- Problem details:
For the string "What", search the entries below and copy every line where it appears.

- Supplied data:
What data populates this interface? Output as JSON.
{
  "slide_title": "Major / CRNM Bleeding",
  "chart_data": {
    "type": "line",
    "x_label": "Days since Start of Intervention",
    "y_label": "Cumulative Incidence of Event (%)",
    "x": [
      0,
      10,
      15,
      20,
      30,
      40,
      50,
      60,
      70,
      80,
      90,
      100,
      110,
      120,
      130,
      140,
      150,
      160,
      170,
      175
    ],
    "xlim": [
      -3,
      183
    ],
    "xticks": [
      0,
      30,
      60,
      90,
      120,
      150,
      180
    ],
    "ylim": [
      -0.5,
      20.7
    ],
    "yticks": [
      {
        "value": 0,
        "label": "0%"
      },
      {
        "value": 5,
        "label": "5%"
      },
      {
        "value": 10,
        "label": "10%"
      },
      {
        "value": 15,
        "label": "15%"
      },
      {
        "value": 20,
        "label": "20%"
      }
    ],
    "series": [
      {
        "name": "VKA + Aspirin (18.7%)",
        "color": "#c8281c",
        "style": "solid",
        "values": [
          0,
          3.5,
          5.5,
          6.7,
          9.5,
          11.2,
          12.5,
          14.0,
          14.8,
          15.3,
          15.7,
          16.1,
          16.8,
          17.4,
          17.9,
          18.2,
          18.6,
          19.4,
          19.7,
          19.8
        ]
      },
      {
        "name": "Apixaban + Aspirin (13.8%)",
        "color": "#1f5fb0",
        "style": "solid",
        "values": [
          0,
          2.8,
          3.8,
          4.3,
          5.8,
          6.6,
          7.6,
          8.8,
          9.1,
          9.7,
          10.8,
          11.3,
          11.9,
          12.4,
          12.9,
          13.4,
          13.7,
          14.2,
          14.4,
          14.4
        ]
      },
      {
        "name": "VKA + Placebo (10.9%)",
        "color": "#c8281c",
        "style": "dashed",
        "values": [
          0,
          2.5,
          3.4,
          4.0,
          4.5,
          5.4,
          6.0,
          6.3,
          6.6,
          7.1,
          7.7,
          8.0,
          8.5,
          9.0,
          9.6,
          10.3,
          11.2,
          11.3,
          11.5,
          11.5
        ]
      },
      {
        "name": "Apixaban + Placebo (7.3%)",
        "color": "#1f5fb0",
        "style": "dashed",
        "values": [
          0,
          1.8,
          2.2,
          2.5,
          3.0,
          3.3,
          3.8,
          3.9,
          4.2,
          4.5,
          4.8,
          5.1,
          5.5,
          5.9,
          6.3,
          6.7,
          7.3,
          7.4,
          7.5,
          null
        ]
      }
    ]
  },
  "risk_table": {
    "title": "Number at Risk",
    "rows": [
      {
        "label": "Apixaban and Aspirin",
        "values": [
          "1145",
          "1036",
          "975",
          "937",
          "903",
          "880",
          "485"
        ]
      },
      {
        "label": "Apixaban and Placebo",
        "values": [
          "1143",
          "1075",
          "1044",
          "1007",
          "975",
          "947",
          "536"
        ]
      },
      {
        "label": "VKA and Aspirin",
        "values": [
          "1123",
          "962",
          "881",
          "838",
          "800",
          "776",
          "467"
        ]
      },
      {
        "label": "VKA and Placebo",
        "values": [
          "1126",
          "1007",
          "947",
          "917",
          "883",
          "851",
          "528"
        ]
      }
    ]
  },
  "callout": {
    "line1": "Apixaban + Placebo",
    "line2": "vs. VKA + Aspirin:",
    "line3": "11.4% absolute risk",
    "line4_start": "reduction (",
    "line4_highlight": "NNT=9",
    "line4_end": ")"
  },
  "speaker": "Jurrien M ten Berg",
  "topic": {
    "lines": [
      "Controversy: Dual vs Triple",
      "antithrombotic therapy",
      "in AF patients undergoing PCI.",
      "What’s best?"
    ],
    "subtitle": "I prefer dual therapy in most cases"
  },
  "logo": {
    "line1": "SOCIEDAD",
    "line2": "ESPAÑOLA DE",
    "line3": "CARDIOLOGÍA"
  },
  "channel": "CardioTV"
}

- Written answer:
What data populates this interface? Output as JSON.
      "What’s best?"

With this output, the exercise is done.